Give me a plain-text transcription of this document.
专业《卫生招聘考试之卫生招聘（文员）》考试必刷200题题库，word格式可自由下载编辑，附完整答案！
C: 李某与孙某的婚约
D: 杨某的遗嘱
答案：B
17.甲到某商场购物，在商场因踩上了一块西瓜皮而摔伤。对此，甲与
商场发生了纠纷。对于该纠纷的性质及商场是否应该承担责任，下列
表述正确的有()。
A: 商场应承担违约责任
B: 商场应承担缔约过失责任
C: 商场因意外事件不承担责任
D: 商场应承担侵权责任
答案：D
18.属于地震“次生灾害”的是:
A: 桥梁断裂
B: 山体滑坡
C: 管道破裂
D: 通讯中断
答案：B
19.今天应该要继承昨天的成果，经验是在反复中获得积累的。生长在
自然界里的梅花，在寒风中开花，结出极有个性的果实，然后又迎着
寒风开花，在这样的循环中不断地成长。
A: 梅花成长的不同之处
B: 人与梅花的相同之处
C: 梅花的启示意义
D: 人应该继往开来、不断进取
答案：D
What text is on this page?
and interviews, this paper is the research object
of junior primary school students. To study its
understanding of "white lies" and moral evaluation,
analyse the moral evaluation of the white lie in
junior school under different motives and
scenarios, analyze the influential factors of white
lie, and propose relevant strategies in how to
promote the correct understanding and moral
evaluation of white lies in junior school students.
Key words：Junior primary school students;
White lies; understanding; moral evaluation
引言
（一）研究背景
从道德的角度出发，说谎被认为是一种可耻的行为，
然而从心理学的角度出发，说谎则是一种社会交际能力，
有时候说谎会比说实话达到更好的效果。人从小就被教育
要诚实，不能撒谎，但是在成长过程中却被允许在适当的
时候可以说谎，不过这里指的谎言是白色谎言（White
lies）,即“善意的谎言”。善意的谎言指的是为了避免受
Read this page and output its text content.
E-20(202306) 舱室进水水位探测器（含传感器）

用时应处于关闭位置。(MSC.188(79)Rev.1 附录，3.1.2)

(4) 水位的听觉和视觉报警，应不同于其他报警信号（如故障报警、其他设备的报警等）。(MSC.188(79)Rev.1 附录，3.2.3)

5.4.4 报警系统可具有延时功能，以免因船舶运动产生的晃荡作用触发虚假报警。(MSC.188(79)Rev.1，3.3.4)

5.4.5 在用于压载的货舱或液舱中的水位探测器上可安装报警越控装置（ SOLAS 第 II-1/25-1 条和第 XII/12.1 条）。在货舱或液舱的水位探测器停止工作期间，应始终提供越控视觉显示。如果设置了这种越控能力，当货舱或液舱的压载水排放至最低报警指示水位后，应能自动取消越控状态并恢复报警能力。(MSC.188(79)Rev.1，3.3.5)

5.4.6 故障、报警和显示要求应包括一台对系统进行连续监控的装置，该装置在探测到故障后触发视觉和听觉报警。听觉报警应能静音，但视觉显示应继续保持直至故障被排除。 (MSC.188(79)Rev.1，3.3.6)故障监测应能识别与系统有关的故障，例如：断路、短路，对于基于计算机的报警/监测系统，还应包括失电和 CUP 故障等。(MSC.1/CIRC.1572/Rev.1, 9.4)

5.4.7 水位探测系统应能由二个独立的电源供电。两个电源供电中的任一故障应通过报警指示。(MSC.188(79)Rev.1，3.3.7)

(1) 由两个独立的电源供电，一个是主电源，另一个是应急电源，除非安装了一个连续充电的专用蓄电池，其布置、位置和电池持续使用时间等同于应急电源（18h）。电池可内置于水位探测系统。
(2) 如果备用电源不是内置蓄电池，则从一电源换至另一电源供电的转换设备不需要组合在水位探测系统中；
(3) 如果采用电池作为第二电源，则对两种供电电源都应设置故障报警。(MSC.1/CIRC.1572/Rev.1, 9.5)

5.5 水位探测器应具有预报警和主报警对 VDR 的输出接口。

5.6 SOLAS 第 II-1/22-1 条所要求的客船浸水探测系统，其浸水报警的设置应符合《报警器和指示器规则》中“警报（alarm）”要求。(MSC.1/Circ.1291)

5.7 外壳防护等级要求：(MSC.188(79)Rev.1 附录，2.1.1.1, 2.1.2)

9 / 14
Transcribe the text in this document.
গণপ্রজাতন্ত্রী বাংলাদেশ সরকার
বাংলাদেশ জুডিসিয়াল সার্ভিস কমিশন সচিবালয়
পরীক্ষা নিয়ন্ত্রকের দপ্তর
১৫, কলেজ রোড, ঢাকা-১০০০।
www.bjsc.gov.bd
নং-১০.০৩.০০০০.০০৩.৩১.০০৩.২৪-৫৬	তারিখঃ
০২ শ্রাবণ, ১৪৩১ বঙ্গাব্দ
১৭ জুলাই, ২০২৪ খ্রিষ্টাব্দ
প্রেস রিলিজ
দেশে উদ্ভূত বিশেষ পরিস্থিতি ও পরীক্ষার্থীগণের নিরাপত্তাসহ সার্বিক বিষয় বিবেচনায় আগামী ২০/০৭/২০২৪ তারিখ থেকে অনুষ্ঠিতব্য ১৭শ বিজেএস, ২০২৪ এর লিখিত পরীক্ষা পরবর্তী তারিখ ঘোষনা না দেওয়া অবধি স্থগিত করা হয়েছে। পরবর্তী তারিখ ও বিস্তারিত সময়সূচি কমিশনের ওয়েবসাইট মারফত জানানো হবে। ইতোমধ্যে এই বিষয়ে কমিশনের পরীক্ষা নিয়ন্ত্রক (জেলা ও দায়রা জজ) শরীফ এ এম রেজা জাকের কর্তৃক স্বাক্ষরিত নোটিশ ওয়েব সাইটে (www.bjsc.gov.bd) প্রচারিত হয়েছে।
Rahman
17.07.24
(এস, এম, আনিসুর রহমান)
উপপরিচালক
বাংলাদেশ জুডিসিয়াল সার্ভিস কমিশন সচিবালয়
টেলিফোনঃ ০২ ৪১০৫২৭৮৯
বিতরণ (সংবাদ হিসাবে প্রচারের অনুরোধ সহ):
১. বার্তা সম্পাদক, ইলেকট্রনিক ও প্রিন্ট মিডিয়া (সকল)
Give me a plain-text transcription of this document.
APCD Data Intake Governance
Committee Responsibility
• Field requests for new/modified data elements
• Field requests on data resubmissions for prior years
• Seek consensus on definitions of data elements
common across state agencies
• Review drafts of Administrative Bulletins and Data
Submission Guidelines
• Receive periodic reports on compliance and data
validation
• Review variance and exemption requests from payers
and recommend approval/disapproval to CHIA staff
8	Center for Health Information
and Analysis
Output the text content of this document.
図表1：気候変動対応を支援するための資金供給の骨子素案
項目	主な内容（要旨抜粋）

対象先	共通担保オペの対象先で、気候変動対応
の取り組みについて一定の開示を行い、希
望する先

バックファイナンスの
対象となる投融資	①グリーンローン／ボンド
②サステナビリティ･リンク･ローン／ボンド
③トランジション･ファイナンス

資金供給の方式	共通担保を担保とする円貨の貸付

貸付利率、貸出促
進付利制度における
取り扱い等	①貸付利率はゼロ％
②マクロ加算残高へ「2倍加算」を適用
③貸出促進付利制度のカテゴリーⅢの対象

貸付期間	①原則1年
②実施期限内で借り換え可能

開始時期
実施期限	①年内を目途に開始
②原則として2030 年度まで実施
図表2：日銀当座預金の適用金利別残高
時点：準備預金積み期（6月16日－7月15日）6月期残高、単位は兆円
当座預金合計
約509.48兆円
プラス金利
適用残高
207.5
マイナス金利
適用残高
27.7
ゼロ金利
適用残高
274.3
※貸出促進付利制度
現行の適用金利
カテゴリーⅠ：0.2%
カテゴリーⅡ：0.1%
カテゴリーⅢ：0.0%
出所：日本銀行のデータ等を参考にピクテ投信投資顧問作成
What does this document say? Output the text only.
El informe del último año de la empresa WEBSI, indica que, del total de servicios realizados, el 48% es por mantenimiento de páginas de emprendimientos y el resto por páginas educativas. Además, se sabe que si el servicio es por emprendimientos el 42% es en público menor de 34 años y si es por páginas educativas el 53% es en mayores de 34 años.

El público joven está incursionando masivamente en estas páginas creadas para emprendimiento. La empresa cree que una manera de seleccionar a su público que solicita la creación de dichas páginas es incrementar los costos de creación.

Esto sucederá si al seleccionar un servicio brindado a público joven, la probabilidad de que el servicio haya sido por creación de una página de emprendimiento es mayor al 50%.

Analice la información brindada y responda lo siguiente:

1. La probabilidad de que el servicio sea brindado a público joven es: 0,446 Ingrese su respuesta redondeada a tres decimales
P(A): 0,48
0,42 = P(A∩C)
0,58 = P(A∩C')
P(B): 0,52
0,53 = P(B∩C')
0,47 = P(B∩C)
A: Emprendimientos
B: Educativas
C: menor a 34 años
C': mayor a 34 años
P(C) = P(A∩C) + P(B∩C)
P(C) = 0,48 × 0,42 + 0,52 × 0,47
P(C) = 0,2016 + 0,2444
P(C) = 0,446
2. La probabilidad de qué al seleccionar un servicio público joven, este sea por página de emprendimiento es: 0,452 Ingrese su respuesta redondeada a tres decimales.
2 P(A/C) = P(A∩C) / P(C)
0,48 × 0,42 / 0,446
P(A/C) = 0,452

=====

**WHAT YOU NEED TO DO**
Look through the data above. Find each line with the string "Review" and copy it.

**COMPLETE ANSWER**
• Review drafts of Administrative Bulletins and Data
• Review variance and exemption requests from payers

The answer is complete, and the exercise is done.